▶ [Task requirements]
Every entry must be repeated exactly. Exclude all pictures.
───── Listed records ─────
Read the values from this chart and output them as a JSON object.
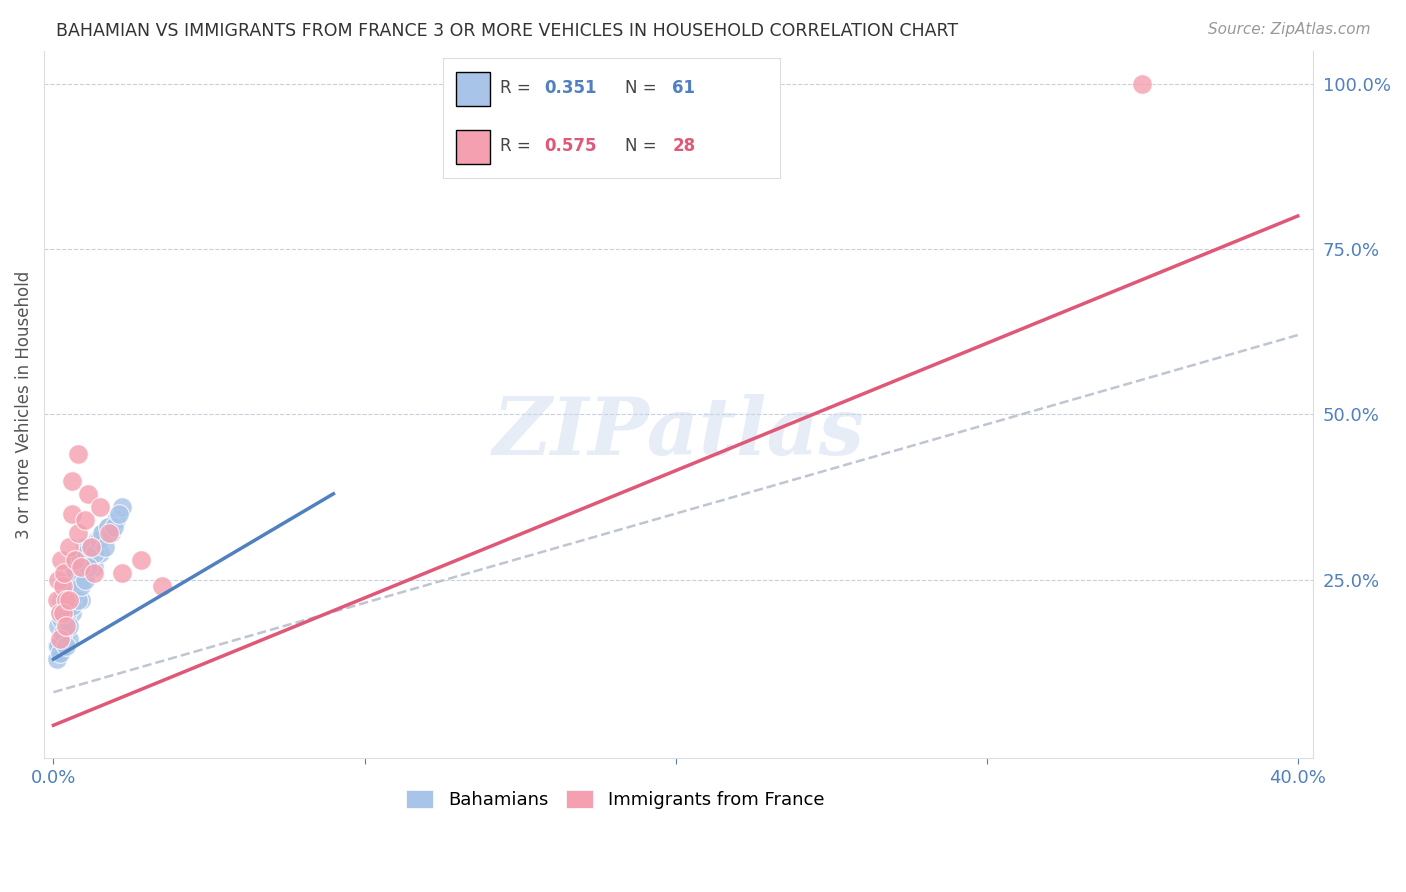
{
  "title": "BAHAMIAN VS IMMIGRANTS FROM FRANCE 3 OR MORE VEHICLES IN HOUSEHOLD CORRELATION CHART",
  "source": "Source: ZipAtlas.com",
  "ylabel_left": "3 or more Vehicles in Household",
  "blue_R": 0.351,
  "blue_N": 61,
  "pink_R": 0.575,
  "pink_N": 28,
  "blue_label": "Bahamians",
  "pink_label": "Immigrants from France",
  "blue_color": "#a8c4e8",
  "pink_color": "#f4a0b0",
  "blue_line_color": "#5080c0",
  "pink_line_color": "#e05878",
  "gray_line_color": "#b8c0cc",
  "watermark": "ZIPatlas",
  "xlim": [
    0,
    40
  ],
  "ylim": [
    0,
    100
  ],
  "blue_line_x0": 0,
  "blue_line_y0": 13,
  "blue_line_x1": 9,
  "blue_line_y1": 38,
  "pink_line_x0": 0,
  "pink_line_y0": 3,
  "pink_line_x1": 40,
  "pink_line_y1": 80,
  "gray_line_x0": 0,
  "gray_line_y0": 8,
  "gray_line_x1": 40,
  "gray_line_y1": 62,
  "blue_scatter_x": [
    0.1,
    0.15,
    0.2,
    0.2,
    0.25,
    0.3,
    0.35,
    0.4,
    0.4,
    0.5,
    0.5,
    0.6,
    0.6,
    0.7,
    0.7,
    0.8,
    0.8,
    0.9,
    0.9,
    1.0,
    1.0,
    1.1,
    1.2,
    1.3,
    1.4,
    1.5,
    1.6,
    1.8,
    2.0,
    2.2,
    0.15,
    0.25,
    0.35,
    0.45,
    0.55,
    0.65,
    0.75,
    0.85,
    0.95,
    1.05,
    1.15,
    1.25,
    1.35,
    1.45,
    1.55,
    1.65,
    1.75,
    1.85,
    1.95,
    2.1,
    0.1,
    0.2,
    0.3,
    0.4,
    0.5,
    0.6,
    0.7,
    0.8,
    0.9,
    1.0,
    1.1
  ],
  "blue_scatter_y": [
    15,
    18,
    20,
    14,
    22,
    16,
    19,
    21,
    17,
    23,
    16,
    25,
    20,
    27,
    22,
    28,
    24,
    26,
    22,
    30,
    26,
    28,
    30,
    27,
    31,
    29,
    32,
    33,
    34,
    36,
    15,
    19,
    22,
    20,
    24,
    26,
    28,
    25,
    27,
    29,
    28,
    30,
    29,
    31,
    32,
    30,
    33,
    32,
    33,
    35,
    13,
    14,
    17,
    15,
    18,
    21,
    23,
    22,
    24,
    25,
    27
  ],
  "pink_scatter_x": [
    0.1,
    0.15,
    0.2,
    0.25,
    0.3,
    0.35,
    0.4,
    0.5,
    0.6,
    0.7,
    0.8,
    0.9,
    1.0,
    1.1,
    1.2,
    1.5,
    1.8,
    2.2,
    2.8,
    3.5,
    0.2,
    0.3,
    0.4,
    0.5,
    0.6,
    0.8,
    1.3,
    35.0
  ],
  "pink_scatter_y": [
    22,
    25,
    20,
    28,
    24,
    26,
    22,
    30,
    35,
    28,
    32,
    27,
    34,
    38,
    30,
    36,
    32,
    26,
    28,
    24,
    16,
    20,
    18,
    22,
    40,
    44,
    26,
    100
  ]
}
─────
▶ [Expected output]
Read the values from this chart and output them as a JSON object.
{
  "title": "BAHAMIAN VS IMMIGRANTS FROM FRANCE 3 OR MORE VEHICLES IN HOUSEHOLD CORRELATION CHART",
  "source": "Source: ZipAtlas.com",
  "ylabel_left": "3 or more Vehicles in Household",
  "blue_R": 0.351,
  "blue_N": 61,
  "pink_R": 0.575,
  "pink_N": 28,
  "blue_label": "Bahamians",
  "pink_label": "Immigrants from France",
  "blue_color": "#a8c4e8",
  "pink_color": "#f4a0b0",
  "blue_line_color": "#5080c0",
  "pink_line_color": "#e05878",
  "gray_line_color": "#b8c0cc",
  "watermark": "ZIPatlas",
  "xlim": [
    0,
    40
  ],
  "ylim": [
    0,
    100
  ],
  "blue_line_x0": 0,
  "blue_line_y0": 13,
  "blue_line_x1": 9,
  "blue_line_y1": 38,
  "pink_line_x0": 0,
  "pink_line_y0": 3,
  "pink_line_x1": 40,
  "pink_line_y1": 80,
  "gray_line_x0": 0,
  "gray_line_y0": 8,
  "gray_line_x1": 40,
  "gray_line_y1": 62,
  "blue_scatter_x": [
    0.1,
    0.15,
    0.2,
    0.2,
    0.25,
    0.3,
    0.35,
    0.4,
    0.4,
    0.5,
    0.5,
    0.6,
    0.6,
    0.7,
    0.7,
    0.8,
    0.8,
    0.9,
    0.9,
    1.0,
    1.0,
    1.1,
    1.2,
    1.3,
    1.4,
    1.5,
    1.6,
    1.8,
    2.0,
    2.2,
    0.15,
    0.25,
    0.35,
    0.45,
    0.55,
    0.65,
    0.75,
    0.85,
    0.95,
    1.05,
    1.15,
    1.25,
    1.35,
    1.45,
    1.55,
    1.65,
    1.75,
    1.85,
    1.95,
    2.1,
    0.1,
    0.2,
    0.3,
    0.4,
    0.5,
    0.6,
    0.7,
    0.8,
    0.9,
    1.0,
    1.1
  ],
  "blue_scatter_y": [
    15,
    18,
    20,
    14,
    22,
    16,
    19,
    21,
    17,
    23,
    16,
    25,
    20,
    27,
    22,
    28,
    24,
    26,
    22,
    30,
    26,
    28,
    30,
    27,
    31,
    29,
    32,
    33,
    34,
    36,
    15,
    19,
    22,
    20,
    24,
    26,
    28,
    25,
    27,
    29,
    28,
    30,
    29,
    31,
    32,
    30,
    33,
    32,
    33,
    35,
    13,
    14,
    17,
    15,
    18,
    21,
    23,
    22,
    24,
    25,
    27
  ],
  "pink_scatter_x": [
    0.1,
    0.15,
    0.2,
    0.25,
    0.3,
    0.35,
    0.4,
    0.5,
    0.6,
    0.7,
    0.8,
    0.9,
    1.0,
    1.1,
    1.2,
    1.5,
    1.8,
    2.2,
    2.8,
    3.5,
    0.2,
    0.3,
    0.4,
    0.5,
    0.6,
    0.8,
    1.3,
    35.0
  ],
  "pink_scatter_y": [
    22,
    25,
    20,
    28,
    24,
    26,
    22,
    30,
    35,
    28,
    32,
    27,
    34,
    38,
    30,
    36,
    32,
    26,
    28,
    24,
    16,
    20,
    18,
    22,
    40,
    44,
    26,
    100
  ]
}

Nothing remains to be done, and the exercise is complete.